→ INSTRUCTIONS TO FOLLOW
Restate, word for word, all of the material shown below.

Data entries
------

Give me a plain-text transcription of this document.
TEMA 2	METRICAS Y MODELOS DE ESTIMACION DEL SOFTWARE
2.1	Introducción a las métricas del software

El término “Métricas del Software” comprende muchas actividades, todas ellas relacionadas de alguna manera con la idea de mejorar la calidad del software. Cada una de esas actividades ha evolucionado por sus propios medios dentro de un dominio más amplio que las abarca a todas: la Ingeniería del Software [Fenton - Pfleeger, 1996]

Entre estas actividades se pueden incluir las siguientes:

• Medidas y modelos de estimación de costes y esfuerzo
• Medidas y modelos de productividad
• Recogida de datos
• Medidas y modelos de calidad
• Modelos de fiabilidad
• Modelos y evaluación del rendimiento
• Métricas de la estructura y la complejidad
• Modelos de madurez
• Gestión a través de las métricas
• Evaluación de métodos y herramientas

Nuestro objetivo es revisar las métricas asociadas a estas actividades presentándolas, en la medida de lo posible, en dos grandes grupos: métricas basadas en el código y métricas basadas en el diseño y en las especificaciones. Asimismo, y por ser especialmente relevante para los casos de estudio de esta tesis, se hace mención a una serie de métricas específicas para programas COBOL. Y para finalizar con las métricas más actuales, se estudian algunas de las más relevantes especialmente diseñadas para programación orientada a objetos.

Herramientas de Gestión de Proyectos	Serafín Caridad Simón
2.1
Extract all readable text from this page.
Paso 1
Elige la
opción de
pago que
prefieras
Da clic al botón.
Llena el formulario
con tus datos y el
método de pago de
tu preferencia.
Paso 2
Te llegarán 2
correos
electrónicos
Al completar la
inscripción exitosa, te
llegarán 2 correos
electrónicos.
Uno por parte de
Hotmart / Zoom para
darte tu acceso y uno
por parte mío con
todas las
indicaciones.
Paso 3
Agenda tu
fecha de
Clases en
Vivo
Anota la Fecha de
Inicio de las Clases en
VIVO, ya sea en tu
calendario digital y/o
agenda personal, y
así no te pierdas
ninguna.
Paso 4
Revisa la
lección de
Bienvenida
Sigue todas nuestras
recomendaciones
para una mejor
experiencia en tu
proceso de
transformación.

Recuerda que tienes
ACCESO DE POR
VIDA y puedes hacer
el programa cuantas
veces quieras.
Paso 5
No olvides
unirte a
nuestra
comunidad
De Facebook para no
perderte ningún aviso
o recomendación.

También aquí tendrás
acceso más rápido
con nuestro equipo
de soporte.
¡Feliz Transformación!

------

→ CORRECT RESPONSE
Give me a plain-text transcription of this document.
TEMA 2	METRICAS Y MODELOS DE ESTIMACION DEL SOFTWARE
2.1	Introducción a las métricas del software

El término “Métricas del Software” comprende muchas actividades, todas ellas relacionadas de alguna manera con la idea de mejorar la calidad del software. Cada una de esas actividades ha evolucionado por sus propios medios dentro de un dominio más amplio que las abarca a todas: la Ingeniería del Software [Fenton - Pfleeger, 1996]

Entre estas actividades se pueden incluir las siguientes:

• Medidas y modelos de estimación de costes y esfuerzo
• Medidas y modelos de productividad
• Recogida de datos
• Medidas y modelos de calidad
• Modelos de fiabilidad
• Modelos y evaluación del rendimiento
• Métricas de la estructura y la complejidad
• Modelos de madurez
• Gestión a través de las métricas
• Evaluación de métodos y herramientas

Nuestro objetivo es revisar las métricas asociadas a estas actividades presentándolas, en la medida de lo posible, en dos grandes grupos: métricas basadas en el código y métricas basadas en el diseño y en las especificaciones. Asimismo, y por ser especialmente relevante para los casos de estudio de esta tesis, se hace mención a una serie de métricas específicas para programas COBOL. Y para finalizar con las métricas más actuales, se estudian algunas de las más relevantes especialmente diseñadas para programación orientada a objetos.

Herramientas de Gestión de Proyectos	Serafín Caridad Simón
2.1
Extract all readable text from this page.
Paso 1
Elige la
opción de
pago que
prefieras
Da clic al botón.
Llena el formulario
con tus datos y el
método de pago de
tu preferencia.
Paso 2
Te llegarán 2
correos
electrónicos
Al completar la
inscripción exitosa, te
llegarán 2 correos
electrónicos.
Uno por parte de
Hotmart / Zoom para
darte tu acceso y uno
por parte mío con
todas las
indicaciones.
Paso 3
Agenda tu
fecha de
Clases en
Vivo
Anota la Fecha de
Inicio de las Clases en
VIVO, ya sea en tu
calendario digital y/o
agenda personal, y
así no te pierdas
ninguna.
Paso 4
Revisa la
lección de
Bienvenida
Sigue todas nuestras
recomendaciones
para una mejor
experiencia en tu
proceso de
transformación.

Recuerda que tienes
ACCESO DE POR
VIDA y puedes hacer
el programa cuantas
veces quieras.
Paso 5
No olvides
unirte a
nuestra
comunidad
De Facebook para no
perderte ningún aviso
o recomendación.

También aquí tendrás
acceso más rápido
con nuestro equipo
de soporte.
¡Feliz Transformación!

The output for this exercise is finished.